===== DATA RECORDS =====

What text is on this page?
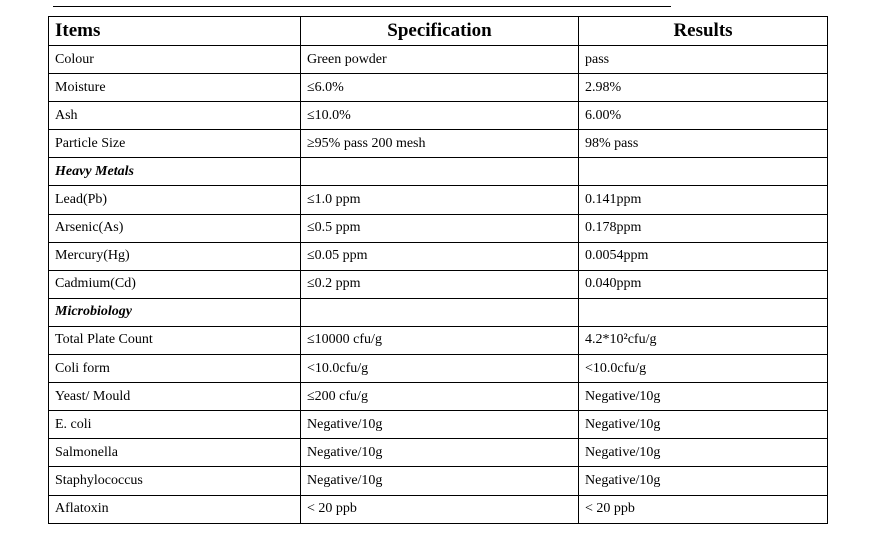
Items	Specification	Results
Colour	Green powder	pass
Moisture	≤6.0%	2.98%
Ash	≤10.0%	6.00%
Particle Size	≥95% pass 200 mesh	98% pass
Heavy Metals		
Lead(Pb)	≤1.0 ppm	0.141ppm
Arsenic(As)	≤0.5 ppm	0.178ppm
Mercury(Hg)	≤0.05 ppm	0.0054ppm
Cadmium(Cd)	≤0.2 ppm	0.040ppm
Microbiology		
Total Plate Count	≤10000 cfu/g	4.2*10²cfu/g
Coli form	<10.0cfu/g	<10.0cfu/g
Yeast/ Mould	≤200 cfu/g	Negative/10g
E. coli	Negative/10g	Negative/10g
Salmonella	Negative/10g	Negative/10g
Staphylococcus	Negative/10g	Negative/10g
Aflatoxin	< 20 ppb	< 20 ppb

=====

TASK INSTRUCTIONS>
Each entry is to be given again exactly as it stands, with its pictures removed.

RESULT FOR THIS EXERCISE>
What text is on this page?
Items	Specification	Results
Colour	Green powder	pass
Moisture	≤6.0%	2.98%
Ash	≤10.0%	6.00%
Particle Size	≥95% pass 200 mesh	98% pass
Heavy Metals		
Lead(Pb)	≤1.0 ppm	0.141ppm
Arsenic(As)	≤0.5 ppm	0.178ppm
Mercury(Hg)	≤0.05 ppm	0.0054ppm
Cadmium(Cd)	≤0.2 ppm	0.040ppm
Microbiology		
Total Plate Count	≤10000 cfu/g	4.2*10²cfu/g
Coli form	<10.0cfu/g	<10.0cfu/g
Yeast/ Mould	≤200 cfu/g	Negative/10g
E. coli	Negative/10g	Negative/10g
Salmonella	Negative/10g	Negative/10g
Staphylococcus	Negative/10g	Negative/10g
Aflatoxin	< 20 ppb	< 20 ppb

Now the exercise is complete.